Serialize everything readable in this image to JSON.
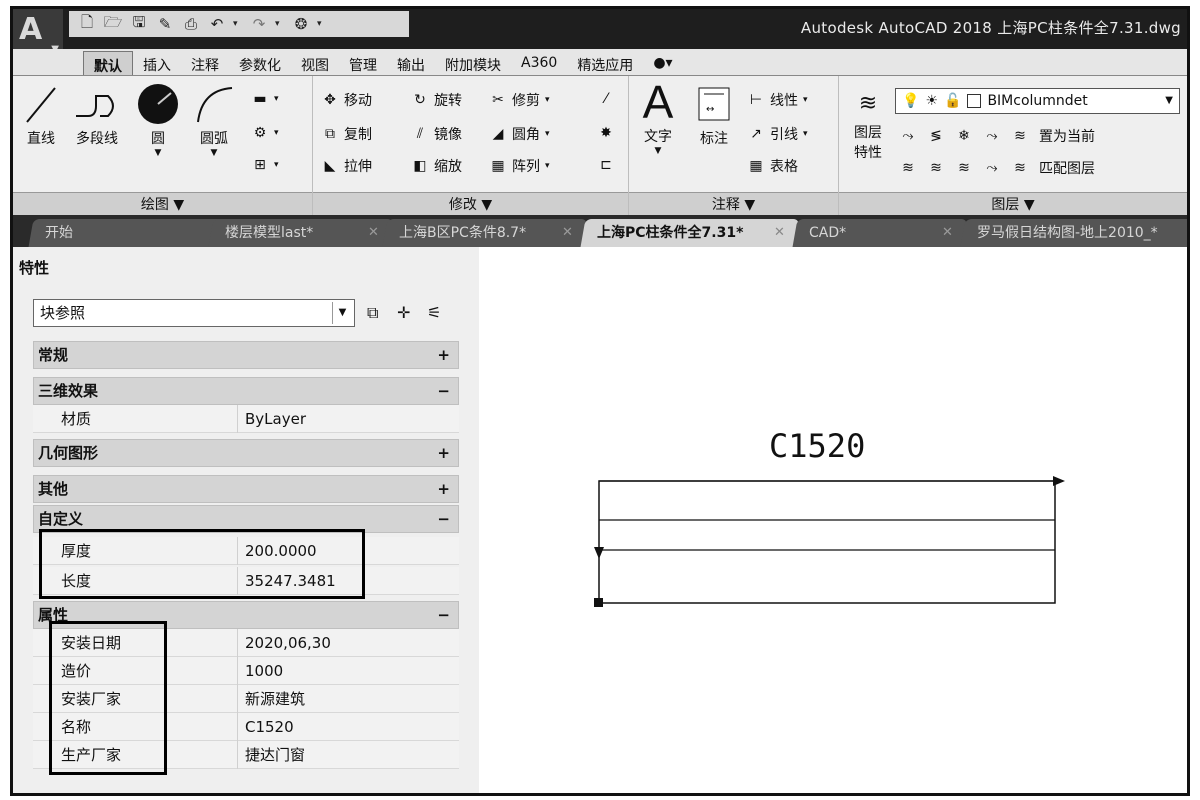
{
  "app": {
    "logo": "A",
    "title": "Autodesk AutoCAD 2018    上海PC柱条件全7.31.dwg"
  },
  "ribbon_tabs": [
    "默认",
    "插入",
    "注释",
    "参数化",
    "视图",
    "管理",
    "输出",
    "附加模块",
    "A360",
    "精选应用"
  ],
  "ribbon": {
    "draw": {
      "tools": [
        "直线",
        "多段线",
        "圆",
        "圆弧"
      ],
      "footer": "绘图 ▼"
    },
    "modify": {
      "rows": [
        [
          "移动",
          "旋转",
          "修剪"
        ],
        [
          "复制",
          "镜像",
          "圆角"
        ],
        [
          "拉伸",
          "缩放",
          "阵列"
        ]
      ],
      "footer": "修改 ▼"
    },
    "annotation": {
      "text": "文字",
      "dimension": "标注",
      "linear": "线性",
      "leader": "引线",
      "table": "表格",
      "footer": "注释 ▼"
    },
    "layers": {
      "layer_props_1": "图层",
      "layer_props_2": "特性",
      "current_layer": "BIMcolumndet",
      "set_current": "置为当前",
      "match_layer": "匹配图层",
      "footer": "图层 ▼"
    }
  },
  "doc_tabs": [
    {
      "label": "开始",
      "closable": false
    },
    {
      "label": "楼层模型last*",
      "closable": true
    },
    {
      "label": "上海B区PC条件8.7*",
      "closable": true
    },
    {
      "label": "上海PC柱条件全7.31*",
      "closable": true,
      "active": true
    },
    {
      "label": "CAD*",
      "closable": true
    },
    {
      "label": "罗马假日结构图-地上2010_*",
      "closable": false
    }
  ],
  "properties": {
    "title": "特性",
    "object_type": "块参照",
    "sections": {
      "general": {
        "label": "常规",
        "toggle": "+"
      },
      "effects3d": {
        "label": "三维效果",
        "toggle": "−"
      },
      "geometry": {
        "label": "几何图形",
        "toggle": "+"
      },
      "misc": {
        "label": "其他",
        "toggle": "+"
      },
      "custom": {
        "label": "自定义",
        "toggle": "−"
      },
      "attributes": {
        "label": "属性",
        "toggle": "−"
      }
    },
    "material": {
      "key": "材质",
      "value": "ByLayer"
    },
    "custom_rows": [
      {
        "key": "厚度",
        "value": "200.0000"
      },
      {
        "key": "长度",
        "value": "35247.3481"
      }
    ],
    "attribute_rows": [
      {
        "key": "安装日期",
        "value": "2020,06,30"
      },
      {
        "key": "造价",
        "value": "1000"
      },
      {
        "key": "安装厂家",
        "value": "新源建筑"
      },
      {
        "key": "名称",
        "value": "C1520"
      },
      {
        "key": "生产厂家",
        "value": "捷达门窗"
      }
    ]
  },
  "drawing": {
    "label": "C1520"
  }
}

· · ·

- Problem description:
Show each line in the entries that holds the string "title".

- Result:
    "title": "Autodesk AutoCAD 2018    上海PC柱条件全7.31.dwg"
    "title": "特性",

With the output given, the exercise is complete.